Set problem:
Whenever a line below holds the word "highlight", copy that line.
━━━ Records for processing ━━━
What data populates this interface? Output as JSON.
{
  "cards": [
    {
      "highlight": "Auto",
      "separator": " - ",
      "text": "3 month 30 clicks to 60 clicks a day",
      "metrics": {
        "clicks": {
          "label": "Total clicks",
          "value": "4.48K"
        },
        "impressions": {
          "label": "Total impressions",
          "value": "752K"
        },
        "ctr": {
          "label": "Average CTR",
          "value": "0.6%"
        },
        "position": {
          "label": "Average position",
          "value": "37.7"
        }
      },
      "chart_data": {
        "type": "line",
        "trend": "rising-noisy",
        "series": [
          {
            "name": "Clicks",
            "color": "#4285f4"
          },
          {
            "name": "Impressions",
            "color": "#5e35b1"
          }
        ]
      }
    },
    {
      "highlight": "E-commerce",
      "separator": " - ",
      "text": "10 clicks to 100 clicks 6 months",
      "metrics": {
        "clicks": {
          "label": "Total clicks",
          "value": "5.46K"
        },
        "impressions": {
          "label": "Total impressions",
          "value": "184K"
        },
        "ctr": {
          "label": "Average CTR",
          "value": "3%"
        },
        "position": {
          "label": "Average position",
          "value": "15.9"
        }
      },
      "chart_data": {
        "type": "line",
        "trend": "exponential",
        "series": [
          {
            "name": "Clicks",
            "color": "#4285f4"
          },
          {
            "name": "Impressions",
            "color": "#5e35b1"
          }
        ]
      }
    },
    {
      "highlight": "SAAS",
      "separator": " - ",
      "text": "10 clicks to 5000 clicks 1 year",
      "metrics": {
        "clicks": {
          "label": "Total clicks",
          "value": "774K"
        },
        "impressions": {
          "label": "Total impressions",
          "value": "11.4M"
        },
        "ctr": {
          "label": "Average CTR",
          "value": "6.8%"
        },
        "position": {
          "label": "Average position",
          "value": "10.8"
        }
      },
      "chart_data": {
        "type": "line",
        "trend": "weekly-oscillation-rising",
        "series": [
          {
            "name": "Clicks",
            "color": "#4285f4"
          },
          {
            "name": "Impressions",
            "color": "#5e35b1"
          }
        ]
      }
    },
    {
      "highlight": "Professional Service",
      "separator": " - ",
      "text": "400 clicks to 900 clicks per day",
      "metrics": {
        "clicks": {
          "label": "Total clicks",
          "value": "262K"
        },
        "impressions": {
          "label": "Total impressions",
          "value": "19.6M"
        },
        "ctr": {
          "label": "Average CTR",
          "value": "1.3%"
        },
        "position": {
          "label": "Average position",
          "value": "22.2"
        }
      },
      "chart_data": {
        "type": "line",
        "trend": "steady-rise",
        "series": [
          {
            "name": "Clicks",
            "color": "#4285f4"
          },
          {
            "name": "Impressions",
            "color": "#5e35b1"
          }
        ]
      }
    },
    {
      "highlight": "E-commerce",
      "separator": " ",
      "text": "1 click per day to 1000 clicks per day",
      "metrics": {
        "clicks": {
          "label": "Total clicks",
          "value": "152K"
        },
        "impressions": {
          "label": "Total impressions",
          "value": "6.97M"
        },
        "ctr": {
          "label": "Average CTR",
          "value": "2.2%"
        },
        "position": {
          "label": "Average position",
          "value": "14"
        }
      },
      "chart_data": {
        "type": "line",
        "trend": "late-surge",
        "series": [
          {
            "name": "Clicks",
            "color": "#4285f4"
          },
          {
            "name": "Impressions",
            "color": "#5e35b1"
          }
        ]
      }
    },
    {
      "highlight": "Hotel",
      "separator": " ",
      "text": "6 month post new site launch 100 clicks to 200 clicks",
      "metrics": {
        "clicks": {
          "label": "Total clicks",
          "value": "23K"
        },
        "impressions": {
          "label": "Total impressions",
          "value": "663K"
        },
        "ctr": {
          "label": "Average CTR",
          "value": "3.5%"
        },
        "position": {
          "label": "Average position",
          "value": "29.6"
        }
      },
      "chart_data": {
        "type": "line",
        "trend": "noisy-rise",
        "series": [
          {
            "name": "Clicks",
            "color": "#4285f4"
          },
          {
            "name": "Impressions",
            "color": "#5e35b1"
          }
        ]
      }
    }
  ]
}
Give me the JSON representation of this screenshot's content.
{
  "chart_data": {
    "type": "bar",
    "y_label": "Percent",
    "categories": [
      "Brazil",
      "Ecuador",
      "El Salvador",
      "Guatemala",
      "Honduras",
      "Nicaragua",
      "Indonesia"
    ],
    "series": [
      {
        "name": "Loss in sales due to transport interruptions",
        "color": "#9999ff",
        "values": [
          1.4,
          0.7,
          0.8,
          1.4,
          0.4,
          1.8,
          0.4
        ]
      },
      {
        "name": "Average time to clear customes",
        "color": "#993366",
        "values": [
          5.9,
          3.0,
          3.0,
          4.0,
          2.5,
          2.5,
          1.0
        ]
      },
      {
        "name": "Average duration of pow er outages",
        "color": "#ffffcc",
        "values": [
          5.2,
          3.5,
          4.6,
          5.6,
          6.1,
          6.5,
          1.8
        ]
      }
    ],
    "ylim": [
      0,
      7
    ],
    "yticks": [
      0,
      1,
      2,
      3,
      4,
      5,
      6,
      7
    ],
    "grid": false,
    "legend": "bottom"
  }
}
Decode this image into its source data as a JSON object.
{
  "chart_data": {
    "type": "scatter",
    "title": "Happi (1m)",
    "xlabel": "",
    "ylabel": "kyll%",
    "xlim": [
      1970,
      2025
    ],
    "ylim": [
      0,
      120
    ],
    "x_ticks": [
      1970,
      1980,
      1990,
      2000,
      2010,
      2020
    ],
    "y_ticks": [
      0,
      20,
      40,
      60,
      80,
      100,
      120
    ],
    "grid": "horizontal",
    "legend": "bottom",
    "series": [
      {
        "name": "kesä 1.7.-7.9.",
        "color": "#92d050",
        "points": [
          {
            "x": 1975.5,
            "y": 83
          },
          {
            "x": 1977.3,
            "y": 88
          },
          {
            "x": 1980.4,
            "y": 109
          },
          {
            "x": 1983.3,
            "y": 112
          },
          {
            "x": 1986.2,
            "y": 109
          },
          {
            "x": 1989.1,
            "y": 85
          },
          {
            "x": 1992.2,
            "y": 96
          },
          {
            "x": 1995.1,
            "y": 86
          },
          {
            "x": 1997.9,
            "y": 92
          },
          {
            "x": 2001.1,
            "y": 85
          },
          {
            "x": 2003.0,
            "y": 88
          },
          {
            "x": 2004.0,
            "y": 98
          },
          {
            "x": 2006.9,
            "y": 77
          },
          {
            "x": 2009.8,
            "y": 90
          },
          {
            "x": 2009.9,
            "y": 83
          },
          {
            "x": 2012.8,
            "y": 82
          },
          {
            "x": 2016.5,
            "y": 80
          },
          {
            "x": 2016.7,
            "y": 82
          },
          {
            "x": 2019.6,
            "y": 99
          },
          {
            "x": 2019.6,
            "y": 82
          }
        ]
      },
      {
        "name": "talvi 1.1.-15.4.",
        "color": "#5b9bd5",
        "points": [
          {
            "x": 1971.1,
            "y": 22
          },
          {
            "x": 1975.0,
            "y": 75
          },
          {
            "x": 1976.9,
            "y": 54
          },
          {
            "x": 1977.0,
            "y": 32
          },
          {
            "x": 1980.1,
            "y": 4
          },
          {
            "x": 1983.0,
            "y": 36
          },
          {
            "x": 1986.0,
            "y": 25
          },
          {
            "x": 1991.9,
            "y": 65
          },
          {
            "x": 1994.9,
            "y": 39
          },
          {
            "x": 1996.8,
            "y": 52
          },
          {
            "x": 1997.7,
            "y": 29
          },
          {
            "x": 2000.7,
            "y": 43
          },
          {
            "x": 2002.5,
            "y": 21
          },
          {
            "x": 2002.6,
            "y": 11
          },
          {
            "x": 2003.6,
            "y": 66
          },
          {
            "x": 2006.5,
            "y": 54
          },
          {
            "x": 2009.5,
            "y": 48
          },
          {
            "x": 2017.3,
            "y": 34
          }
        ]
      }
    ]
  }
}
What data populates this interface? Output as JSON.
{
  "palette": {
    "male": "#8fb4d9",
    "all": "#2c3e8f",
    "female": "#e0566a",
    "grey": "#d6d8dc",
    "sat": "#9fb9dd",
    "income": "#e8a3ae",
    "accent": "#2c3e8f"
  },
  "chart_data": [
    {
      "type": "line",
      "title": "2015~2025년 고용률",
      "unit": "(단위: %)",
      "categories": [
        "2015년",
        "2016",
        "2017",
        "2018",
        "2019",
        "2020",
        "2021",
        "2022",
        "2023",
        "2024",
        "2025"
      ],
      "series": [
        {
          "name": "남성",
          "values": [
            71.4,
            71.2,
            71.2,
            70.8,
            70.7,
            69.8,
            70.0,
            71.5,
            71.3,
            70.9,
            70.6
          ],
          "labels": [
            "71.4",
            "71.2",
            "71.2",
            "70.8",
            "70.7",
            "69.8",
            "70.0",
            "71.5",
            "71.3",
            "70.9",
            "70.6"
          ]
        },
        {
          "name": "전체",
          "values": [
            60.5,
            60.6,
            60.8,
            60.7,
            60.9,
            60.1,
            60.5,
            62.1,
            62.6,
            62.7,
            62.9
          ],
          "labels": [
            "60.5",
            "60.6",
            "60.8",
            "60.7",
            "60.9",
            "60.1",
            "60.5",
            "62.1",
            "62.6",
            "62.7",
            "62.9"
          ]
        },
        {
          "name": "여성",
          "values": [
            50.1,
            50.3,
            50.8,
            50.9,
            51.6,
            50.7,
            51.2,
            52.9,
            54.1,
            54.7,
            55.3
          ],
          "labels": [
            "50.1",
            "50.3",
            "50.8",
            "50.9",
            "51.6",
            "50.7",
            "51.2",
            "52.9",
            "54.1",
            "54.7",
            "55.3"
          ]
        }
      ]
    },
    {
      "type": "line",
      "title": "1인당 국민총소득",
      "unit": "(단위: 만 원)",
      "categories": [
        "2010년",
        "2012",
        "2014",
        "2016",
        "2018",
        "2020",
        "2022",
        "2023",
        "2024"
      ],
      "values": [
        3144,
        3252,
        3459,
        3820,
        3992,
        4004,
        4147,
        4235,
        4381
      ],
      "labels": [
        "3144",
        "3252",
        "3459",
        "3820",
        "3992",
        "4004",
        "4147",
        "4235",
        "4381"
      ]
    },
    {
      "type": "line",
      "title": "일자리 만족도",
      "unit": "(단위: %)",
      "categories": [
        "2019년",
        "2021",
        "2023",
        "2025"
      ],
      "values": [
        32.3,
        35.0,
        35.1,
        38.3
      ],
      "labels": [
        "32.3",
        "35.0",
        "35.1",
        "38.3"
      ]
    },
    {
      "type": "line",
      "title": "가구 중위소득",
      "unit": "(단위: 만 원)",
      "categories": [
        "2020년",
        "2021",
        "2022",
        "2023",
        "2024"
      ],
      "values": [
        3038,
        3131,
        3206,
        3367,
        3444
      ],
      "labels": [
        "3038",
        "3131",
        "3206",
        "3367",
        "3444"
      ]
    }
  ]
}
━━━
Task result:
      "highlight": "Auto",
      "highlight": "E-commerce",
      "highlight": "SAAS",
      "highlight": "Professional Service",
      "highlight": "E-commerce",
      "highlight": "Hotel",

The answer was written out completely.